### [Aim]
Repeat everything in the material exactly.

----

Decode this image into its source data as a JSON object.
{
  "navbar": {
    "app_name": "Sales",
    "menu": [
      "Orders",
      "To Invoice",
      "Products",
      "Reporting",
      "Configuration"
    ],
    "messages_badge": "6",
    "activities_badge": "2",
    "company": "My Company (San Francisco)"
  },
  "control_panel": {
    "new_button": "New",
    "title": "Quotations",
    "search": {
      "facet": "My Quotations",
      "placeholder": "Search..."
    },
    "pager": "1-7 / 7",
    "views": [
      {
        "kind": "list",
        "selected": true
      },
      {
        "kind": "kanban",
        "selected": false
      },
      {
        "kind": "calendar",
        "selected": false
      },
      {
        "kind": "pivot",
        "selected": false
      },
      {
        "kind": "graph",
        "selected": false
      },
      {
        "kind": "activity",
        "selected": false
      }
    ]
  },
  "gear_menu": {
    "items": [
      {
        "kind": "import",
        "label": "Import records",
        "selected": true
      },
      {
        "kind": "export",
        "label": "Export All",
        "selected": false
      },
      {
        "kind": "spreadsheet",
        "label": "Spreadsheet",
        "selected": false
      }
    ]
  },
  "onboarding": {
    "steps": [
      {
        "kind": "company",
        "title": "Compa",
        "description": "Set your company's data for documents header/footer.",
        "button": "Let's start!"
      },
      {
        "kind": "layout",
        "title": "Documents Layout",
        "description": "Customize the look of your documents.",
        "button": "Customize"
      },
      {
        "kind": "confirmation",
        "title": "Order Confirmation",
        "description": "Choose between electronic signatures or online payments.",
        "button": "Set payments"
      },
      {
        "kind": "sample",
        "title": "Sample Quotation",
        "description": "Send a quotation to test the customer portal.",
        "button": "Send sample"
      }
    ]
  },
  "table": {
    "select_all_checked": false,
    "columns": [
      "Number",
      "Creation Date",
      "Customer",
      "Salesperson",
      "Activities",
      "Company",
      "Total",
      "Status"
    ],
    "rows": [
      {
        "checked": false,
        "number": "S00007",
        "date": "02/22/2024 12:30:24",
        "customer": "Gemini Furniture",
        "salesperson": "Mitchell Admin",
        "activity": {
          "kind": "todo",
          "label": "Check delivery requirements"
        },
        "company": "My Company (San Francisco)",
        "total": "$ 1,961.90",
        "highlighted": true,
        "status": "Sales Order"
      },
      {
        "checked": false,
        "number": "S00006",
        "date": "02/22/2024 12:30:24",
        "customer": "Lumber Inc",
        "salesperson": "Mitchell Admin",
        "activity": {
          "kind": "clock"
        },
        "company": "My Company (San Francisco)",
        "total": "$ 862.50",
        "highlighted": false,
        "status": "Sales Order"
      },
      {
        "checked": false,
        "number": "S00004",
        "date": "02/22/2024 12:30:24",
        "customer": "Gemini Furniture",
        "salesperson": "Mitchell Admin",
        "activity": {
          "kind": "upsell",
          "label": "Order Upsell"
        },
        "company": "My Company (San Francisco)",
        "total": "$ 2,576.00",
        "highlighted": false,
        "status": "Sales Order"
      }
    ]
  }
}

----

### [Task solution]
Decode this image into its source data as a JSON object.
{
  "navbar": {
    "app_name": "Sales",
    "menu": [
      "Orders",
      "To Invoice",
      "Products",
      "Reporting",
      "Configuration"
    ],
    "messages_badge": "6",
    "activities_badge": "2",
    "company": "My Company (San Francisco)"
  },
  "control_panel": {
    "new_button": "New",
    "title": "Quotations",
    "search": {
      "facet": "My Quotations",
      "placeholder": "Search..."
    },
    "pager": "1-7 / 7",
    "views": [
      {
        "kind": "list",
        "selected": true
      },
      {
        "kind": "kanban",
        "selected": false
      },
      {
        "kind": "calendar",
        "selected": false
      },
      {
        "kind": "pivot",
        "selected": false
      },
      {
        "kind": "graph",
        "selected": false
      },
      {
        "kind": "activity",
        "selected": false
      }
    ]
  },
  "gear_menu": {
    "items": [
      {
        "kind": "import",
        "label": "Import records",
        "selected": true
      },
      {
        "kind": "export",
        "label": "Export All",
        "selected": false
      },
      {
        "kind": "spreadsheet",
        "label": "Spreadsheet",
        "selected": false
      }
    ]
  },
  "onboarding": {
    "steps": [
      {
        "kind": "company",
        "title": "Compa",
        "description": "Set your company's data for documents header/footer.",
        "button": "Let's start!"
      },
      {
        "kind": "layout",
        "title": "Documents Layout",
        "description": "Customize the look of your documents.",
        "button": "Customize"
      },
      {
        "kind": "confirmation",
        "title": "Order Confirmation",
        "description": "Choose between electronic signatures or online payments.",
        "button": "Set payments"
      },
      {
        "kind": "sample",
        "title": "Sample Quotation",
        "description": "Send a quotation to test the customer portal.",
        "button": "Send sample"
      }
    ]
  },
  "table": {
    "select_all_checked": false,
    "columns": [
      "Number",
      "Creation Date",
      "Customer",
      "Salesperson",
      "Activities",
      "Company",
      "Total",
      "Status"
    ],
    "rows": [
      {
        "checked": false,
        "number": "S00007",
        "date": "02/22/2024 12:30:24",
        "customer": "Gemini Furniture",
        "salesperson": "Mitchell Admin",
        "activity": {
          "kind": "todo",
          "label": "Check delivery requirements"
        },
        "company": "My Company (San Francisco)",
        "total": "$ 1,961.90",
        "highlighted": true,
        "status": "Sales Order"
      },
      {
        "checked": false,
        "number": "S00006",
        "date": "02/22/2024 12:30:24",
        "customer": "Lumber Inc",
        "salesperson": "Mitchell Admin",
        "activity": {
          "kind": "clock"
        },
        "company": "My Company (San Francisco)",
        "total": "$ 862.50",
        "highlighted": false,
        "status": "Sales Order"
      },
      {
        "checked": false,
        "number": "S00004",
        "date": "02/22/2024 12:30:24",
        "customer": "Gemini Furniture",
        "salesperson": "Mitchell Admin",
        "activity": {
          "kind": "upsell",
          "label": "Order Upsell"
        },
        "company": "My Company (San Francisco)",
        "total": "$ 2,576.00",
        "highlighted": false,
        "status": "Sales Order"
      }
    ]
  }
}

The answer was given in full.